----- INPUT RECORDS -----

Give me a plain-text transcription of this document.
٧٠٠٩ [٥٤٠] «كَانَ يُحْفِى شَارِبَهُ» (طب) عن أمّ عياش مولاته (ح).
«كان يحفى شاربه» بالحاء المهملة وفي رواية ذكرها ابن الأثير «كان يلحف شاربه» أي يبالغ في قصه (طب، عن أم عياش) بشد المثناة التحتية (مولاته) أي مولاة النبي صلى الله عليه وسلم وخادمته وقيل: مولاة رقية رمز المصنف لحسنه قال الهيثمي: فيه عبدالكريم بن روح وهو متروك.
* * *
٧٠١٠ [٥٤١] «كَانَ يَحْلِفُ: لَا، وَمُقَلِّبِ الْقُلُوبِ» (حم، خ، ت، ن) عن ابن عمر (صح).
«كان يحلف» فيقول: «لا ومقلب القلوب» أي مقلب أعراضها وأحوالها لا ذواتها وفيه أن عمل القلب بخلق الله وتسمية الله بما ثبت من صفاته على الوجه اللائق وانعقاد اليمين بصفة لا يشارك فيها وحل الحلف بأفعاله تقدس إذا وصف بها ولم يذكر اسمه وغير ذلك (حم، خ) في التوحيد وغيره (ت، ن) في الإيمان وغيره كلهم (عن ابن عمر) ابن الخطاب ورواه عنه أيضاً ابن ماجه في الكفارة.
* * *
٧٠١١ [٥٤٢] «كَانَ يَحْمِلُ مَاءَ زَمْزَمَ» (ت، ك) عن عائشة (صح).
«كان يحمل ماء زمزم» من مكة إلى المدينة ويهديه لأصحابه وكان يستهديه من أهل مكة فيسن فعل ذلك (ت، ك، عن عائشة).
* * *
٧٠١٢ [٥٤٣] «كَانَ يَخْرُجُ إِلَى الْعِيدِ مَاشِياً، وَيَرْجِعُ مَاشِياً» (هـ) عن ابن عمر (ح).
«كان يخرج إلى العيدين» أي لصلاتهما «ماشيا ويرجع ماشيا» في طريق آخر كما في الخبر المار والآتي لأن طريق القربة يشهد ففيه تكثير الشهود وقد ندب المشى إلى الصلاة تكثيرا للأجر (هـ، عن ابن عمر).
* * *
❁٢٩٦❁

-----

WORK TO BE COMPLETED –
Search the preceding listing for "مولاته" and extract every line where it is found.

CORRECT OUTPUT –
٧٠٠٩ [٥٤٠] «كَانَ يُحْفِى شَارِبَهُ» (طب) عن أمّ عياش مولاته (ح).
«كان يحفى شاربه» بالحاء المهملة وفي رواية ذكرها ابن الأثير «كان يلحف شاربه» أي يبالغ في قصه (طب، عن أم عياش) بشد المثناة التحتية (مولاته) أي مولاة النبي صلى الله عليه وسلم وخادمته وقيل: مولاة رقية رمز المصنف لحسنه قال الهيثمي: فيه عبدالكريم بن روح وهو متروك.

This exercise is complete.